§ **Work required**
Each line below must be set down exactly; omit any image you find.

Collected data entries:
★ ★ ★
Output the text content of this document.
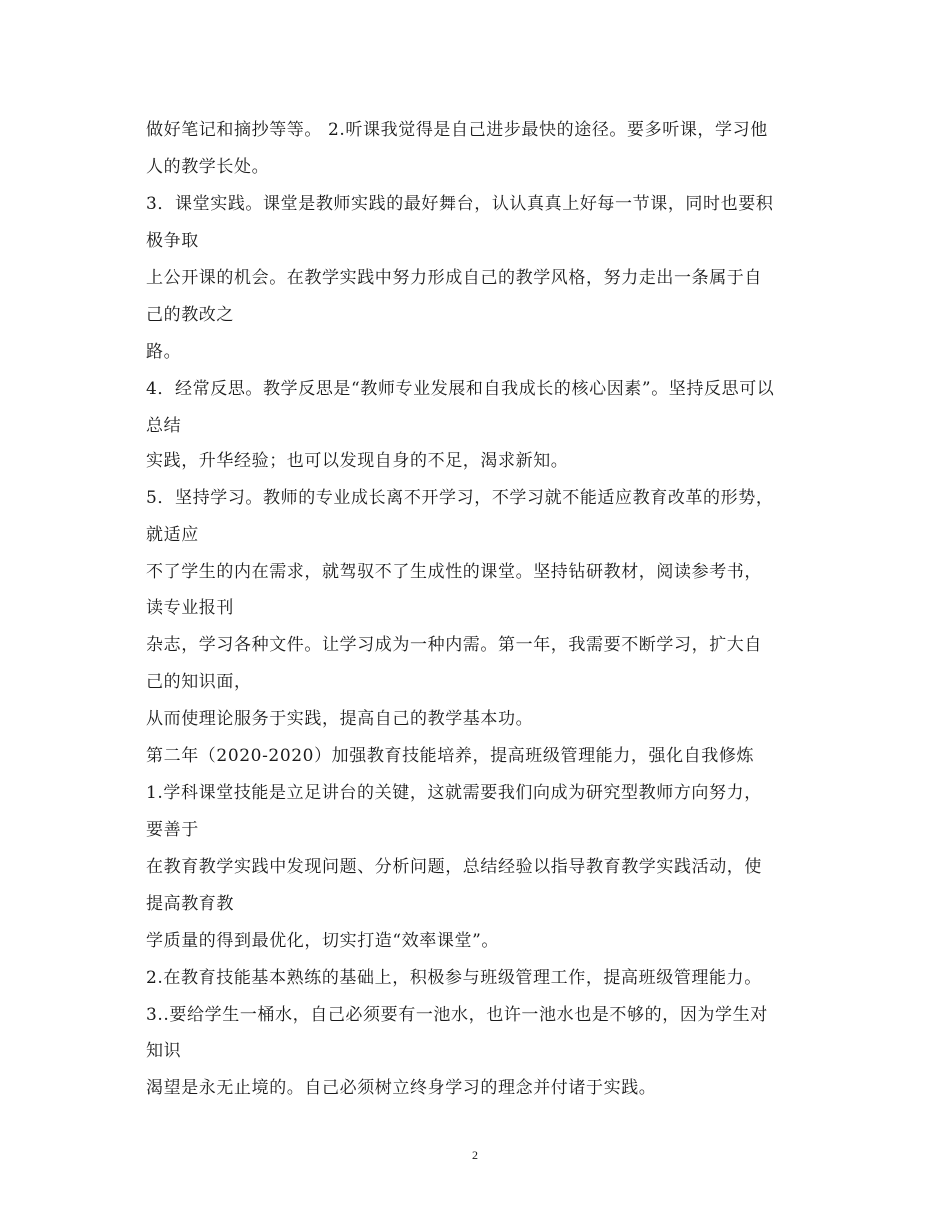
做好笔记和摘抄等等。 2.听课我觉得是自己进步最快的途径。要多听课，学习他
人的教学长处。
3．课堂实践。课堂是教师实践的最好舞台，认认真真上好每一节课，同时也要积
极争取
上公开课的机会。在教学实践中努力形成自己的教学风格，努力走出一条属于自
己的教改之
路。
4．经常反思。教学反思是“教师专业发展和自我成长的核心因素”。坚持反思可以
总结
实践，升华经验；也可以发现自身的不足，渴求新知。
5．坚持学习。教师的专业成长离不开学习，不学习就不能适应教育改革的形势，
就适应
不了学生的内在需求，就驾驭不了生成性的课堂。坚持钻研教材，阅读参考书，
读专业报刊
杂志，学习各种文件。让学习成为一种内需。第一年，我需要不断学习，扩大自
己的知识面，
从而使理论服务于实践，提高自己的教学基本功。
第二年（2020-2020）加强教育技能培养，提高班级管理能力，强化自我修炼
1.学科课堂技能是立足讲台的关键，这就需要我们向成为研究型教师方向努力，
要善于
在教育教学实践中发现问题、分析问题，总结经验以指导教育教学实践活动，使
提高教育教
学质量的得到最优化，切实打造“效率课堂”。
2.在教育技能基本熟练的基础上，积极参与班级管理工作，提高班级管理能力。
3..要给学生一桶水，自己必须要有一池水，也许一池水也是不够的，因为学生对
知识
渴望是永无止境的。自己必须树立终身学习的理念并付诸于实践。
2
★ ★ ★
§ **Written solution**
Output the text content of this document.
做好笔记和摘抄等等。 2.听课我觉得是自己进步最快的途径。要多听课，学习他
人的教学长处。
3．课堂实践。课堂是教师实践的最好舞台，认认真真上好每一节课，同时也要积
极争取
上公开课的机会。在教学实践中努力形成自己的教学风格，努力走出一条属于自
己的教改之
路。
4．经常反思。教学反思是“教师专业发展和自我成长的核心因素”。坚持反思可以
总结
实践，升华经验；也可以发现自身的不足，渴求新知。
5．坚持学习。教师的专业成长离不开学习，不学习就不能适应教育改革的形势，
就适应
不了学生的内在需求，就驾驭不了生成性的课堂。坚持钻研教材，阅读参考书，
读专业报刊
杂志，学习各种文件。让学习成为一种内需。第一年，我需要不断学习，扩大自
己的知识面，
从而使理论服务于实践，提高自己的教学基本功。
第二年（2020-2020）加强教育技能培养，提高班级管理能力，强化自我修炼
1.学科课堂技能是立足讲台的关键，这就需要我们向成为研究型教师方向努力，
要善于
在教育教学实践中发现问题、分析问题，总结经验以指导教育教学实践活动，使
提高教育教
学质量的得到最优化，切实打造“效率课堂”。
2.在教育技能基本熟练的基础上，积极参与班级管理工作，提高班级管理能力。
3..要给学生一桶水，自己必须要有一池水，也许一池水也是不够的，因为学生对
知识
渴望是永无止境的。自己必须树立终身学习的理念并付诸于实践。
2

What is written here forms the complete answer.